§ **WHAT YOU HAVE TO DO**
Below are some records. Pull every line that contains the word "reddit".

§ **Stored data**

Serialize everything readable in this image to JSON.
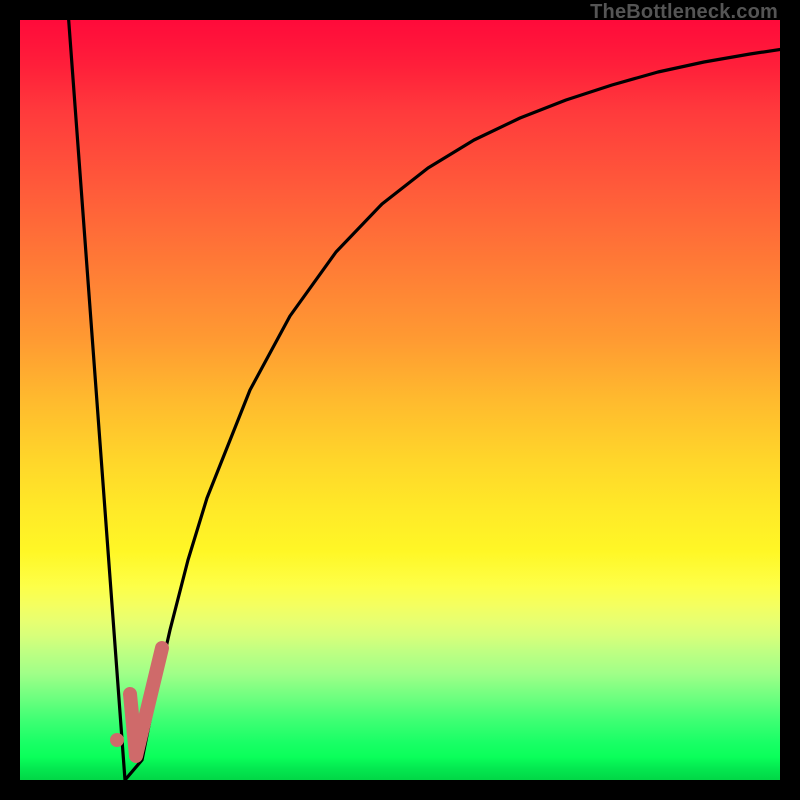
{
  "watermark": "TheBottleneck.com",
  "colors": {
    "frame": "#000000",
    "curve": "#000000",
    "marker_fill": "#cf6a6a",
    "marker_stroke": "#cf6a6a"
  },
  "chart_data": {
    "type": "line",
    "title": "",
    "xlabel": "",
    "ylabel": "",
    "xlim": [
      0,
      100
    ],
    "ylim": [
      0,
      100
    ],
    "grid": false,
    "legend": false,
    "notes": "Gradient background encodes bottleneck severity (green=good, red=bad). Black curve shows bottleneck% vs component ratio. Pink marker = user's configuration.",
    "series": [
      {
        "name": "bottleneck-curve",
        "x": [
          0,
          2,
          4,
          6,
          8,
          10,
          12,
          13.8,
          15,
          16,
          18,
          20,
          22,
          24,
          26,
          30,
          35,
          40,
          45,
          50,
          55,
          60,
          65,
          70,
          75,
          80,
          85,
          90,
          95,
          100
        ],
        "y": [
          115,
          100,
          84,
          68,
          52,
          36,
          20,
          0,
          2,
          6,
          16,
          26,
          35,
          43,
          50,
          61,
          71,
          78,
          83,
          87,
          90,
          92.5,
          94.5,
          96,
          97.2,
          98.1,
          98.8,
          99.3,
          99.7,
          100
        ]
      }
    ],
    "marker": {
      "name": "user-selection",
      "point": {
        "x": 12.8,
        "y": 5
      },
      "tick_path": [
        {
          "x": 14.5,
          "y": 11
        },
        {
          "x": 15.2,
          "y": 3
        },
        {
          "x": 18.6,
          "y": 17
        }
      ]
    }
  }
}
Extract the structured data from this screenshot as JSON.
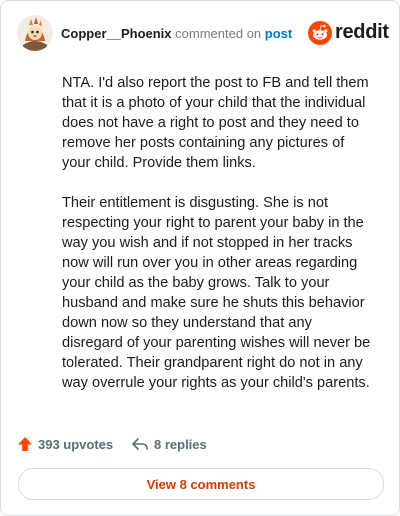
{
  "comment": {
    "username": "Copper__Phoenix",
    "action_text": "commented on",
    "post_link": "post",
    "avatar_icon": "phoenix-avatar-icon",
    "paragraphs": [
      "NTA. I'd also report the post to FB and tell them that it is a photo of your child that the individual does not have a right to post and they need to remove her posts containing any pictures of your child. Provide them links.",
      "Their entitlement is disgusting. She is not respecting your right to parent your baby in the way you wish and if not stopped in her tracks now will run over you in other areas regarding your child as the baby grows. Talk to your husband and make sure he shuts this behavior down now so they understand that any disregard of your parenting wishes will never be tolerated. Their grandparent right do not in any way overrule your rights as your child's parents."
    ]
  },
  "brand": {
    "wordmark": "reddit",
    "logo_icon": "reddit-logo-icon",
    "color": "#ff4500"
  },
  "actions": {
    "upvotes_label": "393 upvotes",
    "upvote_icon": "upvote-arrow-icon",
    "replies_label": "8 replies",
    "reply_icon": "reply-icon"
  },
  "view_comments": {
    "label": "View 8 comments",
    "color": "#d93a00"
  },
  "colors": {
    "username": "#1c1c1c",
    "muted": "#7c7c7c",
    "link": "#0079d3",
    "upvote": "#ff4500",
    "action_text": "#576f76"
  }
}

§ **FINAL ANSWER**
    "wordmark": "reddit",
    "logo_icon": "reddit-logo-icon",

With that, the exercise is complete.